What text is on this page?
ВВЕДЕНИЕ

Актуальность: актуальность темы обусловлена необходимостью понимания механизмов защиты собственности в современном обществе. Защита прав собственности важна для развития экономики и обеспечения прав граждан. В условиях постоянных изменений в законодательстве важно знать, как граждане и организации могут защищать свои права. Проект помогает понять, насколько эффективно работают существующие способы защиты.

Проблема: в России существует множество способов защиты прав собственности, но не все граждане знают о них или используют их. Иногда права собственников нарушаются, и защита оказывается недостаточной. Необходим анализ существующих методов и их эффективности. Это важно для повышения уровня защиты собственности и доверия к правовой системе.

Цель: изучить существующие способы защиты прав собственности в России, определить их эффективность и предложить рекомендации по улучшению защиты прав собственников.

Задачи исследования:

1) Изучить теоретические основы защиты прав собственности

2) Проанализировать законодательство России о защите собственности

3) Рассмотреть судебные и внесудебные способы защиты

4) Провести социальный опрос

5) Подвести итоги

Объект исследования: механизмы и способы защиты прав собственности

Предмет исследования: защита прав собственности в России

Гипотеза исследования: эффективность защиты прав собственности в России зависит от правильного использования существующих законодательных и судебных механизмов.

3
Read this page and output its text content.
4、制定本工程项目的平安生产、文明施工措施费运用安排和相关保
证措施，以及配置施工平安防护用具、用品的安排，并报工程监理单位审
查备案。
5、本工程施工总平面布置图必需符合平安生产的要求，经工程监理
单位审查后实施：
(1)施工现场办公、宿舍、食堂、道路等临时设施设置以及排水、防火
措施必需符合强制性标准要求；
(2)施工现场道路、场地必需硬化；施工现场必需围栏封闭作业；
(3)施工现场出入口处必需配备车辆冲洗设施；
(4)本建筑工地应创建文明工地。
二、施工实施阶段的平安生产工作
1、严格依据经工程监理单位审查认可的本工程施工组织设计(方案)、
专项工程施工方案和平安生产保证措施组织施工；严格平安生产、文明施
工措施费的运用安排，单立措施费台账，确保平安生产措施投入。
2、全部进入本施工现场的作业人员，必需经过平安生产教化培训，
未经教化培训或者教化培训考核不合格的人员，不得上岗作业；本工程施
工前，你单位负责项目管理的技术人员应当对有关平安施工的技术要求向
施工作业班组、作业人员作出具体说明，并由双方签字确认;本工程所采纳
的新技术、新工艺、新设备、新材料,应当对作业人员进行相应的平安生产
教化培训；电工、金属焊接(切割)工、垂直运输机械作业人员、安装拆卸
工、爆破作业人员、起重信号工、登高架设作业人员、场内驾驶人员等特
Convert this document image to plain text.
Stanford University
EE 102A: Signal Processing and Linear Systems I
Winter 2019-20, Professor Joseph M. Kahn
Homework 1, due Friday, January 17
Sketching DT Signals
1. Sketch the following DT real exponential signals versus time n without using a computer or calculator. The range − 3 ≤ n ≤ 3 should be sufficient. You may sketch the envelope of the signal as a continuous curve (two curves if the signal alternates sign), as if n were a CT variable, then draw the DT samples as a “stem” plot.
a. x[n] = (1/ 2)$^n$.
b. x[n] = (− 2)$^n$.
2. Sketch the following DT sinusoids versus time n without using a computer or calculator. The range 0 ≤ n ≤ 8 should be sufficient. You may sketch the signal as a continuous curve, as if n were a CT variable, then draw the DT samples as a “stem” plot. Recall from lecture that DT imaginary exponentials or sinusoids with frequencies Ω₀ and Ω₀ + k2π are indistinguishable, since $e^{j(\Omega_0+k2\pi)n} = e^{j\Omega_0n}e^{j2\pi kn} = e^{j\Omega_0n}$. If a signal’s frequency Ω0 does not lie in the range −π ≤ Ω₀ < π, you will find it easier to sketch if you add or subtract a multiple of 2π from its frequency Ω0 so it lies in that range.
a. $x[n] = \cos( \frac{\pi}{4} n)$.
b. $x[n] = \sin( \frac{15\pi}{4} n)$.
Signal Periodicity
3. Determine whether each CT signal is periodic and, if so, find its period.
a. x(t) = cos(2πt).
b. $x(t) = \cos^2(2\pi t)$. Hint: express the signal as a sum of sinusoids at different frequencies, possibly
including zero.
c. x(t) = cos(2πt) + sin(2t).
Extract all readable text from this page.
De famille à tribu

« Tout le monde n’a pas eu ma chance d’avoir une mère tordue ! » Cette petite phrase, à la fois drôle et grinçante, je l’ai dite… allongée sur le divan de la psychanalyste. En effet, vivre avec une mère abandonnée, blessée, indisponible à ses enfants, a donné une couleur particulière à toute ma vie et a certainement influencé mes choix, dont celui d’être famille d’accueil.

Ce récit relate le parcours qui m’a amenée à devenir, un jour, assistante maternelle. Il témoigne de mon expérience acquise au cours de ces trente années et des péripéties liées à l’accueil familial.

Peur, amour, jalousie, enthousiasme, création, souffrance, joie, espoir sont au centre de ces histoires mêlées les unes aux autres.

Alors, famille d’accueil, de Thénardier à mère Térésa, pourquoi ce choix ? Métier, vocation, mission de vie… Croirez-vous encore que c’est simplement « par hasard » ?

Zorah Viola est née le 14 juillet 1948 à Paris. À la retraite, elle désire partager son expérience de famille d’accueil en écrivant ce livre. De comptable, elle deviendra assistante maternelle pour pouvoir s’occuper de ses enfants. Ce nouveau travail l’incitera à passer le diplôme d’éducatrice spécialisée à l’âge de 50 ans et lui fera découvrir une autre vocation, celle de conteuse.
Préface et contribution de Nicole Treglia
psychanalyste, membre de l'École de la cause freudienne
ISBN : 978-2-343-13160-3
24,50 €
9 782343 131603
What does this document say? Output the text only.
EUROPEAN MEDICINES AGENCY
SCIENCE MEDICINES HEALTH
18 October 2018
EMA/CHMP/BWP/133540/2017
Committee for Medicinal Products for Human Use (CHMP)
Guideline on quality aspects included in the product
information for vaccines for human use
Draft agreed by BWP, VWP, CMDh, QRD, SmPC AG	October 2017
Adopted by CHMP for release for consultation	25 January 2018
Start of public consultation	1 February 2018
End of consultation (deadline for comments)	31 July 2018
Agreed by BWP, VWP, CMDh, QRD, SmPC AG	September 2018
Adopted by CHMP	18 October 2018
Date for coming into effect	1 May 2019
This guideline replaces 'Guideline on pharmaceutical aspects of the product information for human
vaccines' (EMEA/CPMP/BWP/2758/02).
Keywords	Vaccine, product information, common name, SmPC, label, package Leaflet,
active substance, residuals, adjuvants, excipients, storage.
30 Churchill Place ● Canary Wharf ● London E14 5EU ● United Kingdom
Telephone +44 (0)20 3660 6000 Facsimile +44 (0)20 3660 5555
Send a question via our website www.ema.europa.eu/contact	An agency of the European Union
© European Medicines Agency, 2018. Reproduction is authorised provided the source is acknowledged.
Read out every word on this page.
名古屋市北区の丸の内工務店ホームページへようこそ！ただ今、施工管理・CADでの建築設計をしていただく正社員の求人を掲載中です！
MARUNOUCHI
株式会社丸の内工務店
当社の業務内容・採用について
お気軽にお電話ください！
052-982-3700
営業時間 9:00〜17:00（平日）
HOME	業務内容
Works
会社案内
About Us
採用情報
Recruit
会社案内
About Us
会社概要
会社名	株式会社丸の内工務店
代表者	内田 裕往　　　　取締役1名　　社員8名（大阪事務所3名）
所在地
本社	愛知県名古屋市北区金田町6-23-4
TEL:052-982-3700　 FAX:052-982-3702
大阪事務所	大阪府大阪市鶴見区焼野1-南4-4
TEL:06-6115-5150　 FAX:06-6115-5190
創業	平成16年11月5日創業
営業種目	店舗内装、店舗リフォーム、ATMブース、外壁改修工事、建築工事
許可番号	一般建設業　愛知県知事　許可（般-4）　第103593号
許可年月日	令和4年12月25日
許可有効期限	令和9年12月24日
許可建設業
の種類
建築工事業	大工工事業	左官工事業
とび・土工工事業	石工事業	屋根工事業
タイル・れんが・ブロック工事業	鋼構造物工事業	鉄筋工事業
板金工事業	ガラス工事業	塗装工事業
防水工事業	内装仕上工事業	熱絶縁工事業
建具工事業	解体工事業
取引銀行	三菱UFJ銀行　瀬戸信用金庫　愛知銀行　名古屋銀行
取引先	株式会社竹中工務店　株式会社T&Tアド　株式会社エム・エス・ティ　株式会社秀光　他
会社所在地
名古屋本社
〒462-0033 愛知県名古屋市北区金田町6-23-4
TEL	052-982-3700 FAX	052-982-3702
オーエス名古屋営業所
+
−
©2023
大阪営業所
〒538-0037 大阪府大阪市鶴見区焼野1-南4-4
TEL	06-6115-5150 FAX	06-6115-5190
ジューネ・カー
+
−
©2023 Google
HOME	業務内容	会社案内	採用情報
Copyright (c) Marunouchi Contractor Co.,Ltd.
----
* _Exercise prompt_: From the listing above, pick out each line where the word "CMDh" appears.

* _Written answer_:
Draft agreed by BWP, VWP, CMDh, QRD, SmPC AG	October 2017
Agreed by BWP, VWP, CMDh, QRD, SmPC AG	September 2018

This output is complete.